• Exercise text:
....
Somatostatin receptors in bronchopulmonary neuroendocrine neoplasms: new diagnostic, prognostic, and therapeutic markers.

CONTEXT AND
OBJECTIVES: Gastroenteropancreatic neuroendocrine neoplasms are known for their overexpression of somatostatin receptors (SSTRs), which provide the molecular basis for diagnostic and therapeutic interventions. In contrast, few data on the SSTR expression profile exist for bronchopulmonary neuroendocrine neoplasms (BP-NEN). DESIGN AND SETTINGS: A total of 240 formalin-fixed, paraffin-embedded specimens from 26 typical carcinoid (TC), 30 atypical carcinoid (AC), and 34 small cell lung cancer (SCLC) patients were examined retrospectively by immunohistochemistry (IHC) using specific rabbit monoclonal antibodies and evaluated by the immunoreactive score. Adjacent slides from 20 samples of each tumor type were subjected to additional RT-quantitative PCR mRNA analysis.
RESULTS: With different expression patterns, SSTRs were present in most of the tumor sections, at both the protein and mRNA levels. The RT-quantitative PCR data correlated with the IHC scores. SSTR1 was detected in approximately 65% of the TC and AC, but hardly in the SCLC, whereas both SSTR2A and SSTR5 were present in approximately 45% of each entity. Furthermore, the SSTR1 expression level was positively correlated with patient survival.
CONCLUSIONS: Our results suggest that SSTRs can be used as novel diagnostic, prognostic, and therapeutic markers of BP-NEN. The differences in the SSTR expression profile between the three types of BP-NEN may help to set a diagnostic cutoff and predict patient prognosis. Similar to TC and AC, our results also revealed a previously unappreciated high level of SSTR2A expression in SCLC within a subgroup of patients. However, in most cases, pan-somatostatin analogs may represent an additional therapeutic option.
....
• Data to examine:
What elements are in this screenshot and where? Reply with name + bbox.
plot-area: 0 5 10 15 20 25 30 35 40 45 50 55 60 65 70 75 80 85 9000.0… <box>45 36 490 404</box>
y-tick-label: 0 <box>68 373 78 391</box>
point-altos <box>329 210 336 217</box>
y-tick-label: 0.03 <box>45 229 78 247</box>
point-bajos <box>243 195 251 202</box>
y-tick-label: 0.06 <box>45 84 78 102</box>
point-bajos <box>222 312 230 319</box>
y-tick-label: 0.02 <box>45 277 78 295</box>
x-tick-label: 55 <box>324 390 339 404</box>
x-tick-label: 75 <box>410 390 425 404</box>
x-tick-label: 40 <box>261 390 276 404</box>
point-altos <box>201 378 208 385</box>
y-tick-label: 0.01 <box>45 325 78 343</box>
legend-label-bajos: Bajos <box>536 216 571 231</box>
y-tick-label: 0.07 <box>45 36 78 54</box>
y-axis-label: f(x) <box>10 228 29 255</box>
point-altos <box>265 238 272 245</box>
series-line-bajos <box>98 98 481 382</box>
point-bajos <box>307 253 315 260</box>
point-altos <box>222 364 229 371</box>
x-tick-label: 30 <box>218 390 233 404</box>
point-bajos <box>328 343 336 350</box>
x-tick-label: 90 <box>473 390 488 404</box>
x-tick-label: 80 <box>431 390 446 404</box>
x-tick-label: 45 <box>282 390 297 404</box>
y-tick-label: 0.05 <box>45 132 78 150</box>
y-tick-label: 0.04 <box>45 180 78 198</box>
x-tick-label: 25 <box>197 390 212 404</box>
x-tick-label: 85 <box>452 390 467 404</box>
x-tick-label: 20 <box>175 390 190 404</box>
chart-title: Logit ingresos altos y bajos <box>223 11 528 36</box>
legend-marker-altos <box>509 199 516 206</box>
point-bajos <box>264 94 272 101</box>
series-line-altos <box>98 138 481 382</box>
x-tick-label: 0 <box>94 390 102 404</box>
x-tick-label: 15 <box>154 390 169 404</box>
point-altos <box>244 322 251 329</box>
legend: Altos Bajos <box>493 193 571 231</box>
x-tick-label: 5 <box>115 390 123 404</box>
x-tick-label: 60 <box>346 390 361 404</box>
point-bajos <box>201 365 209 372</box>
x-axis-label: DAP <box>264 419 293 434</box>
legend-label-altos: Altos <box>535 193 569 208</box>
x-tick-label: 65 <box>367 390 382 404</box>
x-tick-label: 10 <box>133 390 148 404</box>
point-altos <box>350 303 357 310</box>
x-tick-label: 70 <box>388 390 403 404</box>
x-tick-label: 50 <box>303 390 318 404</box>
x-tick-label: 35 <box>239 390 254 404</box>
....
• Problems to solve:
a. Edit the somatostatin receptor abstract between "CONCLUSIONS: Our results" and "additional therapeutic option.", inclusive, changing "SCLC" to "small cell lung cancer".
b. According to the somatostatin receptor abstract, in roughly what share of typical and atypical carcinoids was SSTR1 detected?

• Numbered responses:
a.
CONCLUSIONS: Our results suggest that SSTRs can be used as novel diagnostic, prognostic, and therapeutic markers of BP-NEN. The differences in the SSTR expression profile between the three types of BP-NEN may help to set a diagnostic cutoff and predict patient prognosis. Similar to TC and AC, our results also revealed a previously unappreciated high level of SSTR2A expression in small cell lung cancer within a subgroup of patients. However, in most cases, pan-somatostatin analogs may represent an additional therapeutic option.

b. Approximately 65%.